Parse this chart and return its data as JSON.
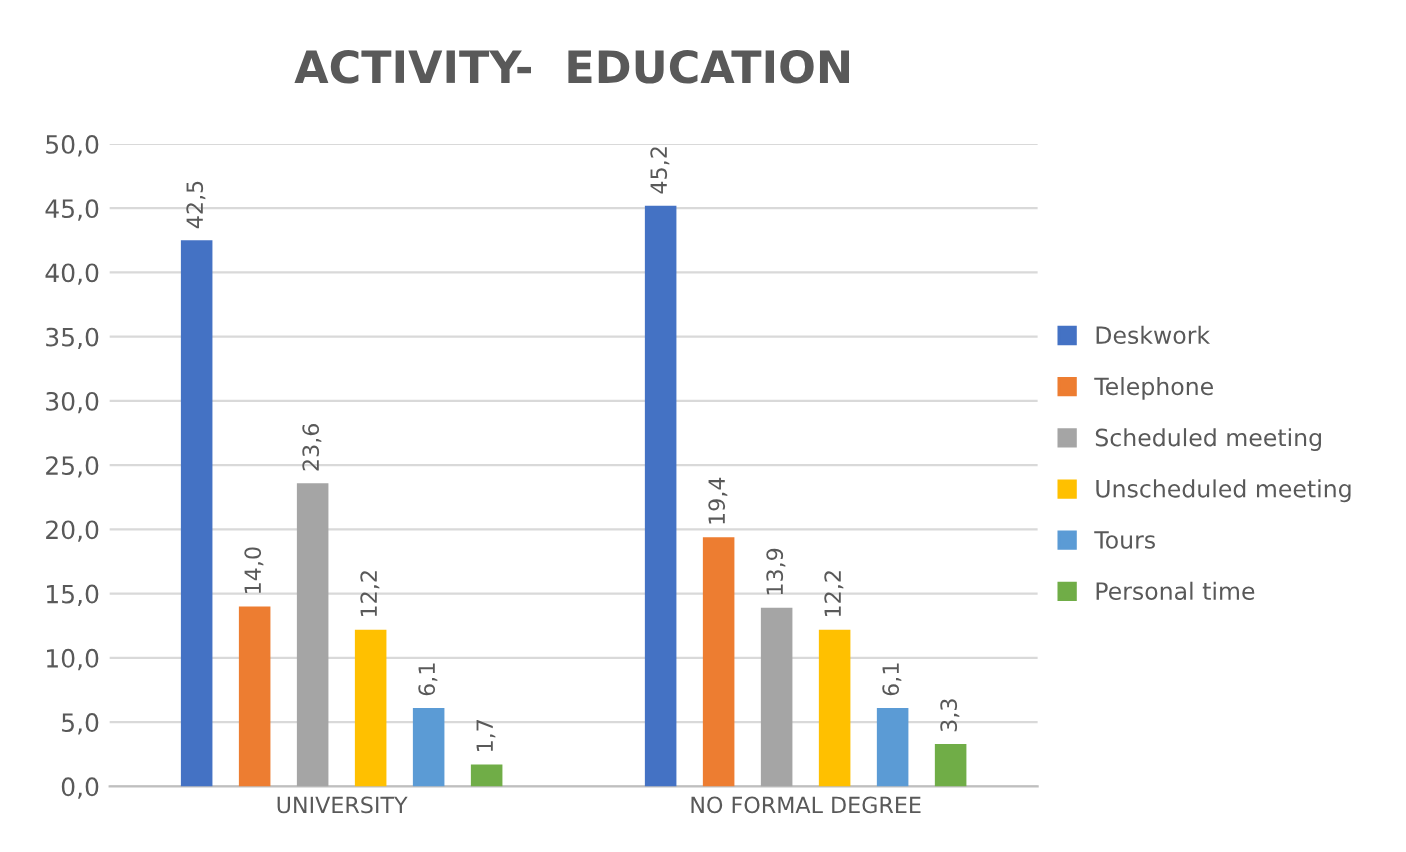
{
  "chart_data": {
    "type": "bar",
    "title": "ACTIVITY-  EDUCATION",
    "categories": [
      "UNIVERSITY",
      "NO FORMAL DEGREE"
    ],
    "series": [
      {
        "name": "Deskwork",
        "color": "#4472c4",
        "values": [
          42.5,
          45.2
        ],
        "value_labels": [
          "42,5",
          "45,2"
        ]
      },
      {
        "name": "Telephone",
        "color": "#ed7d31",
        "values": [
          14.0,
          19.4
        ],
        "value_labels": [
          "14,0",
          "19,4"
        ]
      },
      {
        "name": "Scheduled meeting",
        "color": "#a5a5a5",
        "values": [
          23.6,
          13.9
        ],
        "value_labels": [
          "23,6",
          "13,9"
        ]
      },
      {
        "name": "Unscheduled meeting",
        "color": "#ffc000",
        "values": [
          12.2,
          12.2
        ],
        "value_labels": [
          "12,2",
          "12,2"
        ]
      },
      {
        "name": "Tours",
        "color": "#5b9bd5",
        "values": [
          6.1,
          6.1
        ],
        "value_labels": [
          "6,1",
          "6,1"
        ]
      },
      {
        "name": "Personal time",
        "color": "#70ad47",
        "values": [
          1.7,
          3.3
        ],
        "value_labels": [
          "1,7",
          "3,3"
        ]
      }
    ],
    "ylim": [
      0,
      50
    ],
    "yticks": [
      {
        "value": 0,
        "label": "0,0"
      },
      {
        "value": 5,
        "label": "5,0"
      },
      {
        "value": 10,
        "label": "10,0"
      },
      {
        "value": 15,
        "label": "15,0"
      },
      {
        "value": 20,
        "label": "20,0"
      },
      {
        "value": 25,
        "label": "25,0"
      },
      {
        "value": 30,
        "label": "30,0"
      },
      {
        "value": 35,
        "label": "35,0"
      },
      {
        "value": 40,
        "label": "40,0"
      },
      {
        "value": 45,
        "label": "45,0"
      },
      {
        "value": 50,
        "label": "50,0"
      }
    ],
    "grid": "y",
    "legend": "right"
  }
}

_ _ _ _ _

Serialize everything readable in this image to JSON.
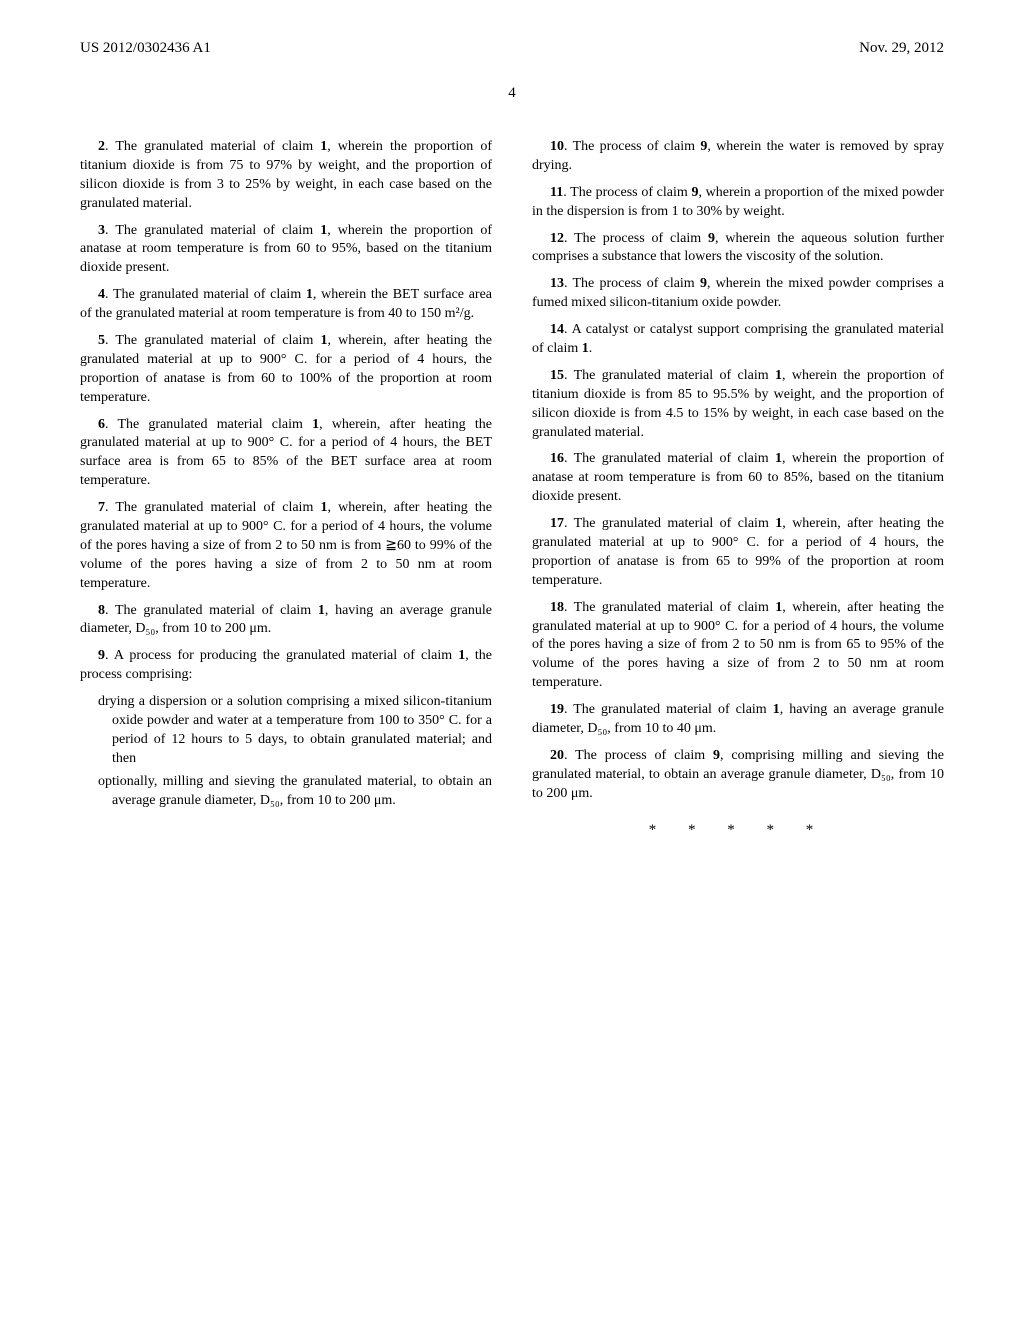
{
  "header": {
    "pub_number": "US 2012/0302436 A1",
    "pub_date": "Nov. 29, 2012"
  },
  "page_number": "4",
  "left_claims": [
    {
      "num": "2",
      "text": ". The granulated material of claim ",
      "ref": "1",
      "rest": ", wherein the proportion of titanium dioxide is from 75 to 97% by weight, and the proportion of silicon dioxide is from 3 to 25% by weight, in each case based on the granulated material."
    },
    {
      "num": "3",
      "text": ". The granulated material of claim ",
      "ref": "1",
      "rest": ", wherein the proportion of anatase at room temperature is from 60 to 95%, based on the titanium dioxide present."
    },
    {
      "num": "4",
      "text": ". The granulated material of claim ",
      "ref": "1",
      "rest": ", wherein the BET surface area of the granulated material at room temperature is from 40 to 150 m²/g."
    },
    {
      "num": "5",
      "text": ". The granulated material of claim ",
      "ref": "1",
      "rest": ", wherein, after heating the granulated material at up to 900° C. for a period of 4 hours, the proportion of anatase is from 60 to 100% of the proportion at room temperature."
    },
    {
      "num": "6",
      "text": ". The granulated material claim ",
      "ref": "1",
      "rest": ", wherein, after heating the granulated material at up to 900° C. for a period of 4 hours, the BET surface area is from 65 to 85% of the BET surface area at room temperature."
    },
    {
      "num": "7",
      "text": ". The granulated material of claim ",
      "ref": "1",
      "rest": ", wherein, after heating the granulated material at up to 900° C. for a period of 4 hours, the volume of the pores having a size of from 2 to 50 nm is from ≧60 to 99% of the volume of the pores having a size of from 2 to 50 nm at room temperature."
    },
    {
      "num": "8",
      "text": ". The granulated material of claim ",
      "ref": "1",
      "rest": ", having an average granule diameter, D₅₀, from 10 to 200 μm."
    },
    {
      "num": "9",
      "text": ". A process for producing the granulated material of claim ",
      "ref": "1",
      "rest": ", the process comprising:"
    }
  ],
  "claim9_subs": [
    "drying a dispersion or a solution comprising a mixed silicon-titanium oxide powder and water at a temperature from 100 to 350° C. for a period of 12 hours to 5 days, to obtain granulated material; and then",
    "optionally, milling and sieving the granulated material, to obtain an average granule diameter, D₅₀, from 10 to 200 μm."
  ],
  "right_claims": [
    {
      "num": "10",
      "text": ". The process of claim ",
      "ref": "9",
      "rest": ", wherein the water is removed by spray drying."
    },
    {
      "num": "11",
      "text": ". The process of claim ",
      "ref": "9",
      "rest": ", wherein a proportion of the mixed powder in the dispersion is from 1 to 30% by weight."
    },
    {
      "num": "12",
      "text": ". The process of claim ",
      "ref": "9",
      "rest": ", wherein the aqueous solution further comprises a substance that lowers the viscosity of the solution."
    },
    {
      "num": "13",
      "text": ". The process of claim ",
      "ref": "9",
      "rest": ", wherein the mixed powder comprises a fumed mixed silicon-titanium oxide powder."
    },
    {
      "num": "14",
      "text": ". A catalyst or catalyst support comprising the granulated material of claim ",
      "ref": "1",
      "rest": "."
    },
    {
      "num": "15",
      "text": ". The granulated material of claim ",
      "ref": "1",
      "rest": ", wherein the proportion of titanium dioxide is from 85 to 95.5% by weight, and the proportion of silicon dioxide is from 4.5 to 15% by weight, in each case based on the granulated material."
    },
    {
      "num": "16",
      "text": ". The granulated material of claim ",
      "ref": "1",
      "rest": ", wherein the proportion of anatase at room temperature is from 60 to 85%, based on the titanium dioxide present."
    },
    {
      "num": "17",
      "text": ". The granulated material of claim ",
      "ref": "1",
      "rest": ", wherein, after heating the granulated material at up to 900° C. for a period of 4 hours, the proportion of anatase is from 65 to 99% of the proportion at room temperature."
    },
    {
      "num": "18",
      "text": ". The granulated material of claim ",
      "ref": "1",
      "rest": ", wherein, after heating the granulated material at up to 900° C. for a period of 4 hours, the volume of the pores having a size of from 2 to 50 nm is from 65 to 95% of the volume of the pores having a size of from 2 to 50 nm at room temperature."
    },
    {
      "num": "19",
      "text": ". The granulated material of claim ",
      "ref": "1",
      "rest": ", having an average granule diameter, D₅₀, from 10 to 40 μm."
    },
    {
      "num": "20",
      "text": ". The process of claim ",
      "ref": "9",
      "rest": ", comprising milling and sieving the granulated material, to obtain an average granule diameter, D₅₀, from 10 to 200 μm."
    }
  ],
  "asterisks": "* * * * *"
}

_ _ _ _ _

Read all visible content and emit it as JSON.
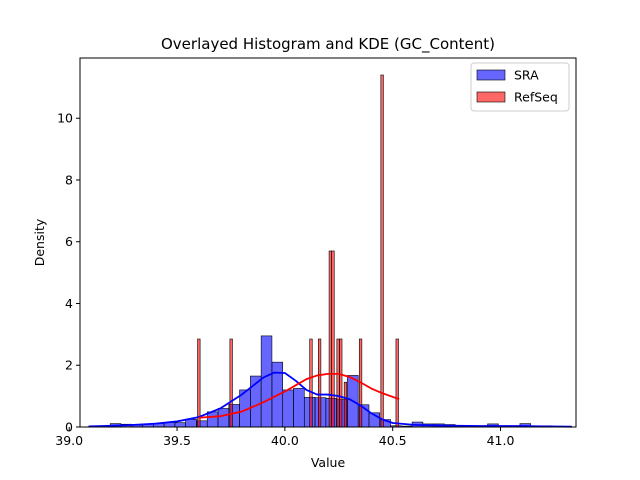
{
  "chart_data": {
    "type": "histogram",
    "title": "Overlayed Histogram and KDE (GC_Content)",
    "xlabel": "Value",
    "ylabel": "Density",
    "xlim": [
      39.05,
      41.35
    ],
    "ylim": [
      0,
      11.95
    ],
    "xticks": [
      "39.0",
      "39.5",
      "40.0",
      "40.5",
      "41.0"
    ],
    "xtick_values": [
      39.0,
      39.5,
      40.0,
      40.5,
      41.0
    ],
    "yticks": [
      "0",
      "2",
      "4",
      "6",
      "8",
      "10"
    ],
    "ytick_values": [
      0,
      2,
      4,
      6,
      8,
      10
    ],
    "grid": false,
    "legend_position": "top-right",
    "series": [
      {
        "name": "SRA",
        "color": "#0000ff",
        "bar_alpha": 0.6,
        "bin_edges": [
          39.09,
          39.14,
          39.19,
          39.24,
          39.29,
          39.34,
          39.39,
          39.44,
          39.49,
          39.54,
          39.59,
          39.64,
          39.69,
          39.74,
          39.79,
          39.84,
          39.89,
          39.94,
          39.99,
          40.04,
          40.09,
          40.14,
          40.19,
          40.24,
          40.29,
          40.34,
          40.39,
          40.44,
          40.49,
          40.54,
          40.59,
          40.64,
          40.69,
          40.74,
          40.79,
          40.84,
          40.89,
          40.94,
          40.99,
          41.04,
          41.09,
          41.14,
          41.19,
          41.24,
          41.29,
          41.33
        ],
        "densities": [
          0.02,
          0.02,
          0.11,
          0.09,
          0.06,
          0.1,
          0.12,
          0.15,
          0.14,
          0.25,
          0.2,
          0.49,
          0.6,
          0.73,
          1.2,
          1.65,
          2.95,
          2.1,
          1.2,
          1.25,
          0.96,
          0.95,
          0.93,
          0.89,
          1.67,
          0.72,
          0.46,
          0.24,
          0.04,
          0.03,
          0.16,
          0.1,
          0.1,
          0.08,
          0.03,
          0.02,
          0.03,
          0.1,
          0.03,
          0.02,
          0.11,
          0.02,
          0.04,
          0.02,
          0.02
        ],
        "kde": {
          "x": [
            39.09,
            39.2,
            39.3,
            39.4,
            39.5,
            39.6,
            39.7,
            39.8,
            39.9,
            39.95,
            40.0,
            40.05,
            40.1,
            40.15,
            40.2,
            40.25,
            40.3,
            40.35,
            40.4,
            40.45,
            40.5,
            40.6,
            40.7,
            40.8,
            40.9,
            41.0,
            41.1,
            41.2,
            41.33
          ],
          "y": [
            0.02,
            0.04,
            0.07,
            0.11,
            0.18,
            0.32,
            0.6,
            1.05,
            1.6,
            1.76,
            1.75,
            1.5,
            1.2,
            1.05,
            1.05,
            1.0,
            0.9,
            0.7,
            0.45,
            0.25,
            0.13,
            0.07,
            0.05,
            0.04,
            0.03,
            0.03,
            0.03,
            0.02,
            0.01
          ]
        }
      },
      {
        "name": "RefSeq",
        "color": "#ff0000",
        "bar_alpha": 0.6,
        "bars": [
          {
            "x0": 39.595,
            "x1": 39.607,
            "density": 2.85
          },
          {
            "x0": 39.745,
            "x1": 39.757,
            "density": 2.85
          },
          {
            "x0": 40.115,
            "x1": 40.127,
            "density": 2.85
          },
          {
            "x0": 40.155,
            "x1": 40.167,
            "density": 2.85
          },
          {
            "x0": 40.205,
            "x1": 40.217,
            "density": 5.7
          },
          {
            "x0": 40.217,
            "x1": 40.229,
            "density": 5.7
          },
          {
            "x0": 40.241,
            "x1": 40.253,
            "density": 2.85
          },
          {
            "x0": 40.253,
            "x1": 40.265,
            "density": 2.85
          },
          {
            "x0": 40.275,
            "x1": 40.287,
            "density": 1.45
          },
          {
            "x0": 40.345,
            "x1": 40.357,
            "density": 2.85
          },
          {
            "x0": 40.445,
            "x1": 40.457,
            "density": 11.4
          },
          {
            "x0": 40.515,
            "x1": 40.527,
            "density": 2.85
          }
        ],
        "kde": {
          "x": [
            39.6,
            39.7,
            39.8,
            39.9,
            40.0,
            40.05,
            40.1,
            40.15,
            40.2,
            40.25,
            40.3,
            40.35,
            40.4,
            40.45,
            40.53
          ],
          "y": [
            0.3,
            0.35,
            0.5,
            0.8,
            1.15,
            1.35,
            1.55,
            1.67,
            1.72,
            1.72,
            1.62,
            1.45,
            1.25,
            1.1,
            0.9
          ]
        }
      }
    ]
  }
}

_ _ _ _ _

▶ STATED TASK
Scan the lines for the string "sieving". Copy out each line that matches.

▶ ANSWER FOR THIS EXERCISE
    "optionally, milling and sieving the granulated material, to obtain an average granule diameter, D₅₀, from 10 to 200 μm."
      "rest": ", comprising milling and sieving the granulated material, to obtain an average granule diameter, D₅₀, from 10 to 200 μm."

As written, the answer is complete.